# Your goal
For the listing below, give the number of lines in which "name" occurs. Add nothing.

# Data supplied
────────────────────────────────────────

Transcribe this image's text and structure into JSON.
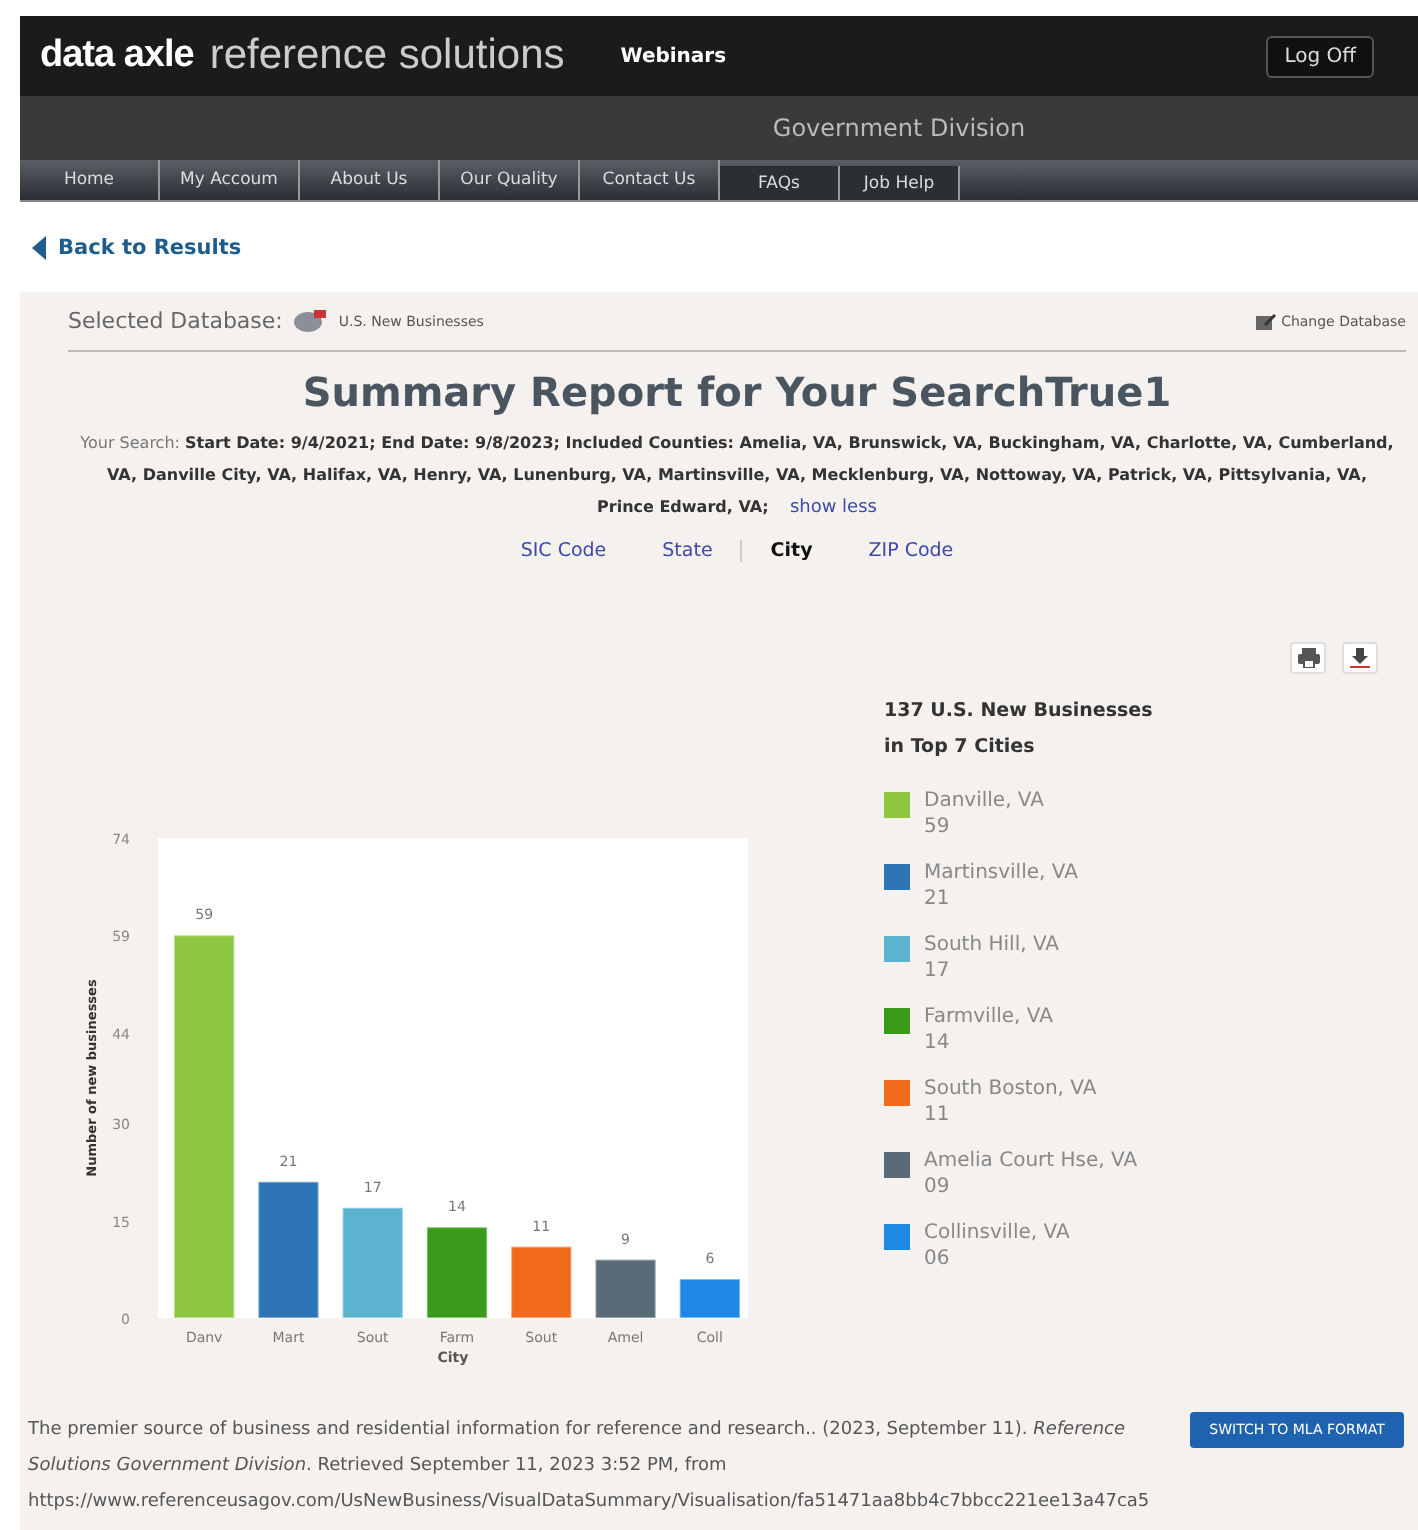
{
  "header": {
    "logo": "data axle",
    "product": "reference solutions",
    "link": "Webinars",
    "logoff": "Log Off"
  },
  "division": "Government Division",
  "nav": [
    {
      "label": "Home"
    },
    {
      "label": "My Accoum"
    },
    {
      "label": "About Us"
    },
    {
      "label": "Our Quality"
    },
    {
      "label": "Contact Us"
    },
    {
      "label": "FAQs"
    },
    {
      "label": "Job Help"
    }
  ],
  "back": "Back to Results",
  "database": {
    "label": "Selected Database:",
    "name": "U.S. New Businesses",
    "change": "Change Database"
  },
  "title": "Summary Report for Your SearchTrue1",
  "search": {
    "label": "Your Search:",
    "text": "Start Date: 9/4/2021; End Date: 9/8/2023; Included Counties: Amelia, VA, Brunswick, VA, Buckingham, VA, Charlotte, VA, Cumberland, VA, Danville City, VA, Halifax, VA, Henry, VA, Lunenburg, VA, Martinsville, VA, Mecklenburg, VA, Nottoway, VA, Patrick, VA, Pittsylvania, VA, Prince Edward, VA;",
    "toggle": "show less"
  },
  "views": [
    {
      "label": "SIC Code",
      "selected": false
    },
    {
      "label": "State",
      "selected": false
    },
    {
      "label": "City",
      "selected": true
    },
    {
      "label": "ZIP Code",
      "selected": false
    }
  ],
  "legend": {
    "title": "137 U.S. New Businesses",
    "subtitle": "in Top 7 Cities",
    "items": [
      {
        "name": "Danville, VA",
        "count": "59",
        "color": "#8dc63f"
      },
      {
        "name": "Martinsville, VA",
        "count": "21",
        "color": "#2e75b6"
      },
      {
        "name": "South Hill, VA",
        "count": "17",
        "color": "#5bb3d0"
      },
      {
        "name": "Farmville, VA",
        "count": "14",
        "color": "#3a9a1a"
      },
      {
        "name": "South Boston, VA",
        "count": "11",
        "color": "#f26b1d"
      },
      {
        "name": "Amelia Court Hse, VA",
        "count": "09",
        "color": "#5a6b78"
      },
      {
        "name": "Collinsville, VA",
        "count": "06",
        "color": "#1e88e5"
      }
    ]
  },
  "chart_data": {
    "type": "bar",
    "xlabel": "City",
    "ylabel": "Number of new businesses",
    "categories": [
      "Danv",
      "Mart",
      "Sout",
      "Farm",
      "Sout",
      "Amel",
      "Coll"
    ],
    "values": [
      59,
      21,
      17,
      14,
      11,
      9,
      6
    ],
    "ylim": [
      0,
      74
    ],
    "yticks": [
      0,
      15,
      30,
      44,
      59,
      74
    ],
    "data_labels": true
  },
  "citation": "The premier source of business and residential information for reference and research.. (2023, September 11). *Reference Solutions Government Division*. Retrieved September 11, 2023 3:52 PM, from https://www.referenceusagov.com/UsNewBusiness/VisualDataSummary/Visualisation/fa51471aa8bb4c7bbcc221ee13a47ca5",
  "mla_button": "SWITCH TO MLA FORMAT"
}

────────────────────────────────────────

# Output below
8